WHAT IS ASKED => In the material below, find each line holding the string "Stretto" and copy it.

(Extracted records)
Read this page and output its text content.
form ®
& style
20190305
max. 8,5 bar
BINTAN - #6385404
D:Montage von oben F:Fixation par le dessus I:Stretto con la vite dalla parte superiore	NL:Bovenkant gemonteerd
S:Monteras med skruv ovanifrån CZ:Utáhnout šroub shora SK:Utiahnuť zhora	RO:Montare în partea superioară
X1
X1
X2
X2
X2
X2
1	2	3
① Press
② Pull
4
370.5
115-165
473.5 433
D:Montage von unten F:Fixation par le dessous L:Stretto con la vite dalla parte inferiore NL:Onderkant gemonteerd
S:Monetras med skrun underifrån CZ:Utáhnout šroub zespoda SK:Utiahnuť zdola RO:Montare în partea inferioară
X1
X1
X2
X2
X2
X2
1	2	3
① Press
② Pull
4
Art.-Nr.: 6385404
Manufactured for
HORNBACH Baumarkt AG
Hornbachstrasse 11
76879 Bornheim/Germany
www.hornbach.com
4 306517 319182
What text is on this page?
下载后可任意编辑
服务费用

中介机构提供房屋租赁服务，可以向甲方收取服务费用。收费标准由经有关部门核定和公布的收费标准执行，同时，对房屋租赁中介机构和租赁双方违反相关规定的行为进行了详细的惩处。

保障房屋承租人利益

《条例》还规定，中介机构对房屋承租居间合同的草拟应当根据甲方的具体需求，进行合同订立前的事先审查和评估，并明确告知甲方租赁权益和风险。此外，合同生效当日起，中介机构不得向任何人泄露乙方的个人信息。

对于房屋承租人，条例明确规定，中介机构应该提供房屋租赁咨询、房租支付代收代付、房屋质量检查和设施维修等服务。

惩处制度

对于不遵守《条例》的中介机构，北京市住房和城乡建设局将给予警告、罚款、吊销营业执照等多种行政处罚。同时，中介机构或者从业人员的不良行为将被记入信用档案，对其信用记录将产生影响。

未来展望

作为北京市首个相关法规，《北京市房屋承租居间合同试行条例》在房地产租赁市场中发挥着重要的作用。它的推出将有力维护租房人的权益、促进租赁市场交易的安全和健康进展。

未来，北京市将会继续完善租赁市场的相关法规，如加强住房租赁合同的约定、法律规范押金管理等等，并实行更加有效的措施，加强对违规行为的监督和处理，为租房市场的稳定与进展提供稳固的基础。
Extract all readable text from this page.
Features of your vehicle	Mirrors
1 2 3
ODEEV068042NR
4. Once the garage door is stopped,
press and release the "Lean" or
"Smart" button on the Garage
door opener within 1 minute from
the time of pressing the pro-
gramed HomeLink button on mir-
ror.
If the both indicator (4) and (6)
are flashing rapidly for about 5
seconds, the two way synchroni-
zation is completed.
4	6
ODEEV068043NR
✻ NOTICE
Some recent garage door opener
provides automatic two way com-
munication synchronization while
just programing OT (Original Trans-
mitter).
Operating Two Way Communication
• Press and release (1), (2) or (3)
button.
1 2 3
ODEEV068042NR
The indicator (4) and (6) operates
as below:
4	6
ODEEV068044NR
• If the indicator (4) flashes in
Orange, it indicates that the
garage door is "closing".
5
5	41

RESPONSE TO THE EXERCISE =>
D:Montage von oben F:Fixation par le dessus I:Stretto con la vite dalla parte superiore	NL:Bovenkant gemonteerd
D:Montage von unten F:Fixation par le dessous L:Stretto con la vite dalla parte inferiore NL:Onderkant gemonteerd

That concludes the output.